Request → Repeat the records word for word, excluding any picture.

Dataset content →

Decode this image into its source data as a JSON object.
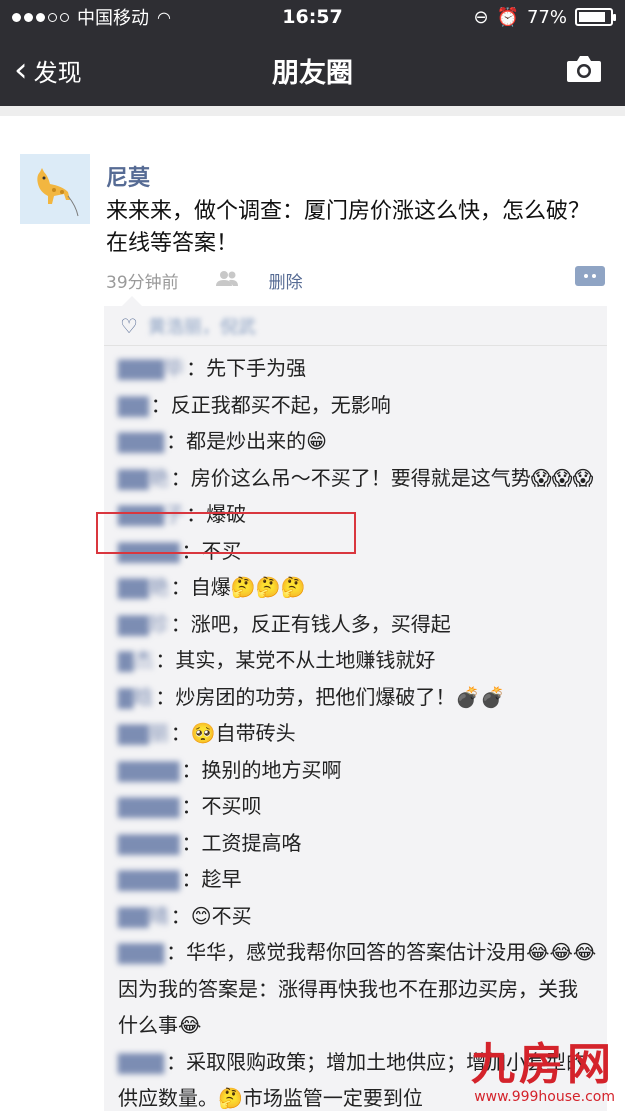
{
  "status_bar": {
    "carrier": "中国移动",
    "time": "16:57",
    "battery": "77%",
    "battery_level": 0.77
  },
  "nav": {
    "back_label": "发现",
    "title": "朋友圈"
  },
  "post": {
    "author": "尼莫",
    "content": "来来来，做个调查：厦门房价涨这么快，怎么破？在线等答案！",
    "time": "39分钟前",
    "delete_label": "删除",
    "likes": "黄浩丽，倪武"
  },
  "comments": [
    {
      "name": "▇▇▇毕",
      "text": "先下手为强"
    },
    {
      "name": "▇▇",
      "text": "反正我都买不起，无影响"
    },
    {
      "name": "▇▇▇",
      "text": "都是炒出来的😁"
    },
    {
      "name": "▇▇艳",
      "text": "房价这么吊～不买了！要得就是这气势😱😱😱"
    },
    {
      "name": "▇▇▇子",
      "text": "爆破"
    },
    {
      "name": "▇▇▇▇",
      "text": "不买"
    },
    {
      "name": "▇▇艳",
      "text": "自爆🤔🤔🤔"
    },
    {
      "name": "▇▇珍",
      "text": "涨吧，反正有钱人多，买得起"
    },
    {
      "name": "▇杰",
      "text": "其实，某党不从土地赚钱就好"
    },
    {
      "name": "▇晗",
      "text": "炒房团的功劳，把他们爆破了！💣💣"
    },
    {
      "name": "▇▇丽",
      "text": "🥺自带砖头"
    },
    {
      "name": "▇▇▇▇",
      "text": "换别的地方买啊"
    },
    {
      "name": "▇▇▇▇",
      "text": "不买呗"
    },
    {
      "name": "▇▇▇▇",
      "text": "工资提高咯"
    },
    {
      "name": "▇▇▇▇",
      "text": "趁早"
    },
    {
      "name": "▇▇晴",
      "text": "😊不买"
    },
    {
      "name": "▇▇▇",
      "text": "华华，感觉我帮你回答的答案估计没用😂😂😂因为我的答案是：涨得再快我也不在那边买房，关我什么事😂"
    },
    {
      "name": "▇▇▇",
      "text": "采取限购政策；增加土地供应；增加小套型的供应数量。🤔市场监管一定要到位"
    }
  ],
  "watermark": {
    "logo": "九房网",
    "url": "www.999house.com"
  }
}
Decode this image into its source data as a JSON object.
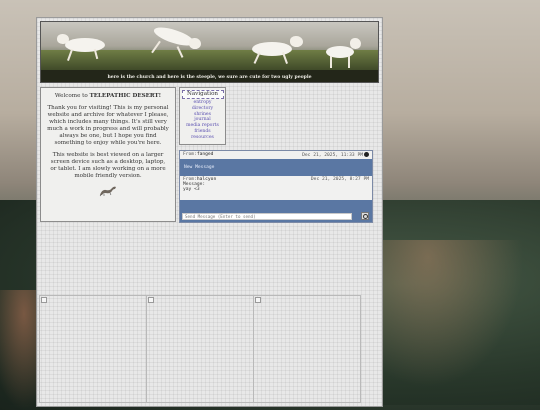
{
  "banner": {
    "caption": "here is the church and here is the steeple, we sure are cute for two ugly people"
  },
  "welcome": {
    "intro": "Welcome to ",
    "site_name": "TELEPATHIC DESERT!",
    "paragraph1": "Thank you for visiting! This is my personal website and archive for whatever I please, which includes many things. It's still very much a work in progress and will probably always be one, but I hope you find something to enjoy while you're here.",
    "paragraph2": "This website is best viewed on a larger screen device such as a desktop, laptop, or tablet. I am slowly working on a more mobile friendly version."
  },
  "nav": {
    "title": "Navigation",
    "links": [
      "entropy",
      "directory",
      "shrines",
      "journal",
      "media reports",
      "friends",
      "resources"
    ]
  },
  "chat": {
    "messages": [
      {
        "from_label": "From:",
        "from": "fanged",
        "time": "Dec 21, 2025, 11:33 PM",
        "text": ""
      },
      {
        "from_label": "From:",
        "from": "halcyon",
        "time": "Dec 21, 2025, 8:27 PM",
        "message_label": "Message:",
        "text": "yay <3"
      }
    ],
    "new_message": "New Message",
    "input_placeholder": "Send Message (Enter to send)",
    "colors": {
      "panel": "#5a77a3",
      "link": "#5a4fb0"
    }
  }
}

Correct answer →
Decode this image into its source data as a JSON object.
{
  "status_bar": {
    "carrier": "中国移动",
    "time": "16:57",
    "battery": "77%",
    "battery_level": 0.77
  },
  "nav": {
    "back_label": "发现",
    "title": "朋友圈"
  },
  "post": {
    "author": "尼莫",
    "content": "来来来，做个调查：厦门房价涨这么快，怎么破？在线等答案！",
    "time": "39分钟前",
    "delete_label": "删除",
    "likes": "黄浩丽，倪武"
  },
  "comments": [
    {
      "name": "▇▇▇毕",
      "text": "先下手为强"
    },
    {
      "name": "▇▇",
      "text": "反正我都买不起，无影响"
    },
    {
      "name": "▇▇▇",
      "text": "都是炒出来的😁"
    },
    {
      "name": "▇▇艳",
      "text": "房价这么吊～不买了！要得就是这气势😱😱😱"
    },
    {
      "name": "▇▇▇子",
      "text": "爆破"
    },
    {
      "name": "▇▇▇▇",
      "text": "不买"
    },
    {
      "name": "▇▇艳",
      "text": "自爆🤔🤔🤔"
    },
    {
      "name": "▇▇珍",
      "text": "涨吧，反正有钱人多，买得起"
    },
    {
      "name": "▇杰",
      "text": "其实，某党不从土地赚钱就好"
    },
    {
      "name": "▇晗",
      "text": "炒房团的功劳，把他们爆破了！💣💣"
    },
    {
      "name": "▇▇丽",
      "text": "🥺自带砖头"
    },
    {
      "name": "▇▇▇▇",
      "text": "换别的地方买啊"
    },
    {
      "name": "▇▇▇▇",
      "text": "不买呗"
    },
    {
      "name": "▇▇▇▇",
      "text": "工资提高咯"
    },
    {
      "name": "▇▇▇▇",
      "text": "趁早"
    },
    {
      "name": "▇▇晴",
      "text": "😊不买"
    },
    {
      "name": "▇▇▇",
      "text": "华华，感觉我帮你回答的答案估计没用😂😂😂因为我的答案是：涨得再快我也不在那边买房，关我什么事😂"
    },
    {
      "name": "▇▇▇",
      "text": "采取限购政策；增加土地供应；增加小套型的供应数量。🤔市场监管一定要到位"
    }
  ],
  "watermark": {
    "logo": "九房网",
    "url": "www.999house.com"
  }
}
Decode this image into its source data as a JSON object.
{
  "banner": {
    "caption": "here is the church and here is the steeple, we sure are cute for two ugly people"
  },
  "welcome": {
    "intro": "Welcome to ",
    "site_name": "TELEPATHIC DESERT!",
    "paragraph1": "Thank you for visiting! This is my personal website and archive for whatever I please, which includes many things. It's still very much a work in progress and will probably always be one, but I hope you find something to enjoy while you're here.",
    "paragraph2": "This website is best viewed on a larger screen device such as a desktop, laptop, or tablet. I am slowly working on a more mobile friendly version."
  },
  "nav": {
    "title": "Navigation",
    "links": [
      "entropy",
      "directory",
      "shrines",
      "journal",
      "media reports",
      "friends",
      "resources"
    ]
  },
  "chat": {
    "messages": [
      {
        "from_label": "From:",
        "from": "fanged",
        "time": "Dec 21, 2025, 11:33 PM",
        "text": ""
      },
      {
        "from_label": "From:",
        "from": "halcyon",
        "time": "Dec 21, 2025, 8:27 PM",
        "message_label": "Message:",
        "text": "yay <3"
      }
    ],
    "new_message": "New Message",
    "input_placeholder": "Send Message (Enter to send)",
    "colors": {
      "panel": "#5a77a3",
      "link": "#5a4fb0"
    }
  }
}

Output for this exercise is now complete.